DO THIS: Could you extract every entry below and reproduce it exactly?

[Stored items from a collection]
****************

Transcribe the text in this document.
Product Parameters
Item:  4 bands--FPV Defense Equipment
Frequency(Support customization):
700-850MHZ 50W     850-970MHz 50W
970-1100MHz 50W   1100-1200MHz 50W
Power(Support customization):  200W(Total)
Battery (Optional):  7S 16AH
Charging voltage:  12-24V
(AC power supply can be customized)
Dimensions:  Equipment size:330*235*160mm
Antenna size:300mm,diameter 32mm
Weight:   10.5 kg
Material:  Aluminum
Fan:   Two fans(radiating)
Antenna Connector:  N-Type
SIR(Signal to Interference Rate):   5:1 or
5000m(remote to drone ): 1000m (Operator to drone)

****************

RESULT FOR THIS TASK:
Transcribe the text in this document.
Product Parameters
Item:  4 bands--FPV Defense Equipment
Frequency(Support customization):
700-850MHZ 50W     850-970MHz 50W
970-1100MHz 50W   1100-1200MHz 50W
Power(Support customization):  200W(Total)
Battery (Optional):  7S 16AH
Charging voltage:  12-24V
(AC power supply can be customized)
Dimensions:  Equipment size:330*235*160mm
Antenna size:300mm,diameter 32mm
Weight:   10.5 kg
Material:  Aluminum
Fan:   Two fans(radiating)
Antenna Connector:  N-Type
SIR(Signal to Interference Rate):   5:1 or
5000m(remote to drone ): 1000m (Operator to drone)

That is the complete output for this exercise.